- [Excerpted passage]:
----------

How to Remove Rubber Scuff Marks from Car – Quick DIY Guide

Author: Pat Freling | Updated: | Affiliate links may be present.

Rubber is a material that you might not think would come into contact with your car very often. But between minor fender benders, edges of shopping carts, and your kids’ shoes when they decide to use your car as a jungle gym, these instances are quite common.

Sometimes removing rubber scuff marks off your car paint can take a bit of work but it’s not impossible. You just need to gather the right products.

5 Ways to Remove Rubber Scuff Marks

While there is no product specifically for removing rubber from car paint, there is a good variety of other car cleaners and generic cleaners that will work just as well.

Clay Bar

A clay bar is one of the most widely used products for professional car detailers. It is made from synthetic clay, which is a combination of certain polymers and resins. Its sticky, putty-like surface helps to grab onto contaminants on your car’s paint and pull them off without damaging the paint.

When used with the proper lubricant, rubber scuff marks can be pulled off the surface of your car. It also leaves behind a smooth, shiny finish.

Using a clay bar is simple. Cut the bar into quarters and knead the piece for several minutes in your hands until it softens. Spray the scuff mark with the approved lubricant and start buffing the area.

Make sure to keep it well lubricated and fold over the clay bar periodically once it starts to get dirty. It may take some time, but it is sure to remove all that rubber from your paint.

Bug & Tar Remover

Products that are tough enough to remove tar from your car are also well-equipped to remove rubber marks. Chemical Guys is a favorite among consumers for its ability to get rid of all kinds of sticky residue from car paint, even tree sap.

Whichever brand you choose, make sure it specifies that it is safe to use on a clear coat. Some formulations will require you to dilute it in a bucket and some come premixed in a spray bottle.

----------

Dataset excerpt

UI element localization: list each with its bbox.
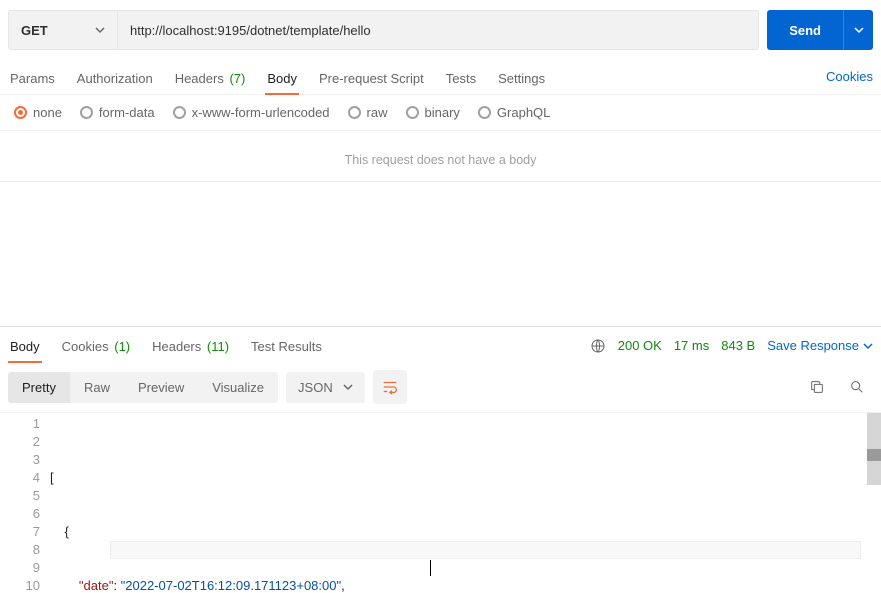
wrap-lines-button[interactable]	[373, 370, 407, 404]
format-select[interactable]: JSON	[286, 372, 365, 403]
body-type-none[interactable]: none	[14, 105, 62, 120]
tab-tests[interactable]: Tests	[444, 66, 478, 94]
resp-tab-cookies-label: Cookies	[62, 339, 109, 354]
save-response-label: Save Response	[767, 338, 859, 353]
time-meta: 17 ms	[674, 338, 709, 353]
cookies-link[interactable]: Cookies	[826, 69, 873, 92]
resp-tab-headers[interactable]: Headers (11)	[150, 335, 231, 362]
scrollbar[interactable]	[867, 413, 881, 593]
copy-icon[interactable]	[809, 379, 825, 395]
body-type-xwww-label: x-www-form-urlencoded	[192, 105, 330, 120]
url-input[interactable]	[118, 10, 759, 50]
tab-headers[interactable]: Headers (7)	[173, 66, 248, 94]
line-number-gutter: 1 2 3 4 5 6 7 8 9 10	[0, 413, 50, 593]
globe-icon[interactable]	[590, 338, 606, 354]
resp-tab-cookies-count: (1)	[114, 339, 130, 354]
body-type-none-label: none	[33, 105, 62, 120]
view-raw[interactable]: Raw	[70, 372, 124, 403]
radio-icon	[173, 106, 186, 119]
status-meta: 200 OK	[618, 338, 662, 353]
body-type-xwww[interactable]: x-www-form-urlencoded	[173, 105, 330, 120]
radio-icon	[478, 106, 491, 119]
radio-icon	[406, 106, 419, 119]
status-value: 200 OK	[618, 338, 662, 353]
tab-params[interactable]: Params	[8, 66, 57, 94]
resp-tab-headers-label: Headers	[152, 339, 201, 354]
view-mode-group: Pretty Raw Preview Visualize	[8, 372, 278, 403]
format-value: JSON	[298, 380, 333, 395]
radio-icon	[14, 106, 27, 119]
body-type-binary-label: binary	[425, 105, 460, 120]
chevron-down-icon	[854, 25, 864, 35]
radio-icon	[348, 106, 361, 119]
view-pretty[interactable]: Pretty	[8, 372, 70, 403]
size-meta: 843 B	[721, 338, 755, 353]
chevron-down-icon	[863, 341, 873, 351]
body-empty-area	[0, 182, 881, 327]
resp-tab-headers-count: (11)	[207, 339, 229, 354]
tab-prerequest[interactable]: Pre-request Script	[317, 66, 426, 94]
tab-headers-count: (7)	[229, 71, 245, 86]
code-content: [ { "date": "2022-07-02T16:12:09.171123+…	[50, 413, 881, 593]
wrap-icon	[381, 378, 399, 396]
send-button[interactable]: Send	[767, 10, 843, 50]
resp-tab-tests[interactable]: Test Results	[249, 335, 324, 362]
response-body-editor[interactable]: 1 2 3 4 5 6 7 8 9 10 [ { "date": "2022-0…	[0, 413, 881, 593]
chevron-down-icon	[343, 382, 353, 392]
method-value: GET	[21, 23, 48, 38]
tab-headers-label: Headers	[175, 71, 224, 86]
resp-tab-cookies[interactable]: Cookies (1)	[60, 335, 132, 362]
body-type-graphql[interactable]: GraphQL	[478, 105, 550, 120]
text-cursor	[430, 560, 431, 576]
body-empty-message: This request does not have a body	[0, 130, 881, 182]
time-value: 17 ms	[674, 338, 709, 353]
save-response-button[interactable]: Save Response	[767, 338, 873, 353]
size-value: 843 B	[721, 338, 755, 353]
body-type-binary[interactable]: binary	[406, 105, 460, 120]
tab-authorization[interactable]: Authorization	[75, 66, 155, 94]
send-button-group[interactable]: Send	[767, 10, 873, 50]
line-highlight	[110, 541, 861, 559]
search-icon[interactable]	[849, 379, 865, 395]
tab-settings[interactable]: Settings	[496, 66, 547, 94]
view-visualize[interactable]: Visualize	[198, 372, 278, 403]
body-type-raw-label: raw	[367, 105, 388, 120]
chevron-down-icon	[95, 25, 105, 35]
method-select[interactable]: GET	[8, 10, 118, 50]
body-type-graphql-label: GraphQL	[497, 105, 550, 120]
scroll-thumb[interactable]	[867, 449, 881, 461]
send-dropdown[interactable]	[843, 10, 873, 50]
radio-icon	[80, 106, 93, 119]
body-type-raw[interactable]: raw	[348, 105, 388, 120]
resp-tab-body[interactable]: Body	[8, 335, 42, 362]
view-preview[interactable]: Preview	[124, 372, 198, 403]
body-type-formdata-label: form-data	[99, 105, 155, 120]
tab-body[interactable]: Body	[265, 66, 299, 94]
body-type-formdata[interactable]: form-data	[80, 105, 155, 120]
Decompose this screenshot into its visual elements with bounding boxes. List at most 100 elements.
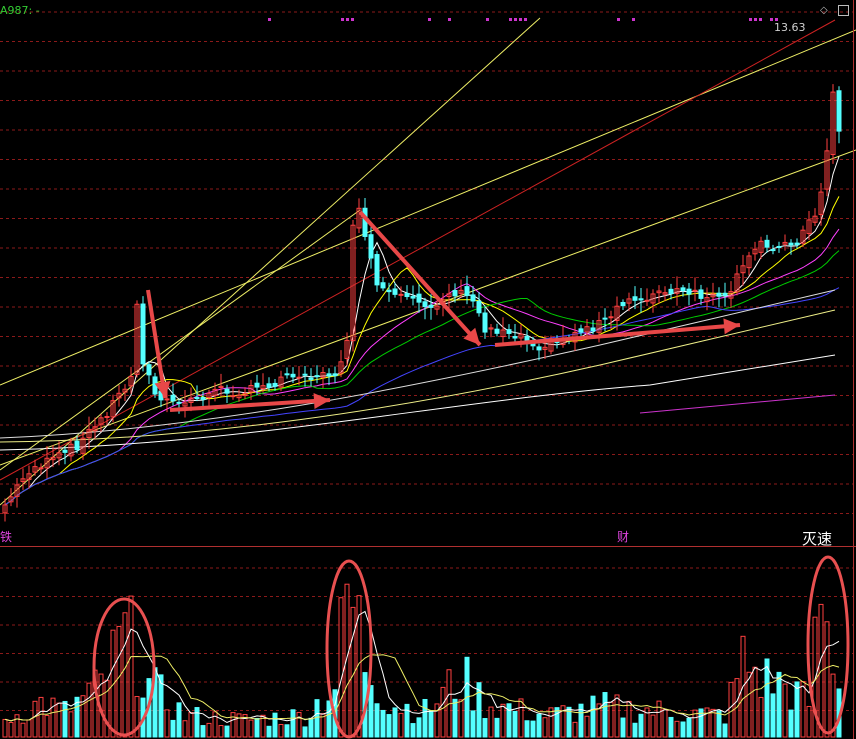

----------

- [Request]: Pick up the guide on removing rubber scuff marks from car paint after its last sentence and keep writing it.

- [Response for this exercise]:
Use a microfiber cloth to apply your product and start buffing out the black marks, staying as close to the scuff as possible. The tar remover will help soften and dissolve the rubber so it can be wiped away.


That’s right, the beloved all-purpose lubricant also works to remove black scuff marks from your car.

Spray WD-40 across the entire rubber mark and allow it to sit for several minutes. It will work its way underneath the rubber and give it enough “slip” to be easily removed. After it has sat, you can use a dull plastic scraper or a microfiber towel to start removing it.

You may need to repeat this process a few times, making sure the rubber stays well lubricated.

Because WD-40 does leave a greasy film behind, you will want to follow it up with a thorough wash so that it doesn’t attract any more dirt and grime to the area.


Similar to a bug and tar remover, Goo-Gone cuts through both sticky and dried pollutants on your car’s paint without damaging the clear coat.

This is a tried and true product for most car owners and homeowners. Ask anyone who has tried to remove the sticky residue left over from a sticker. Simply spray Goo-gone on the affected area, let it sit for a few minutes, then gently start buffing off the rubber marks.

Rinse and dry the area between applications and repeat as many times as necessary until the mark is gone.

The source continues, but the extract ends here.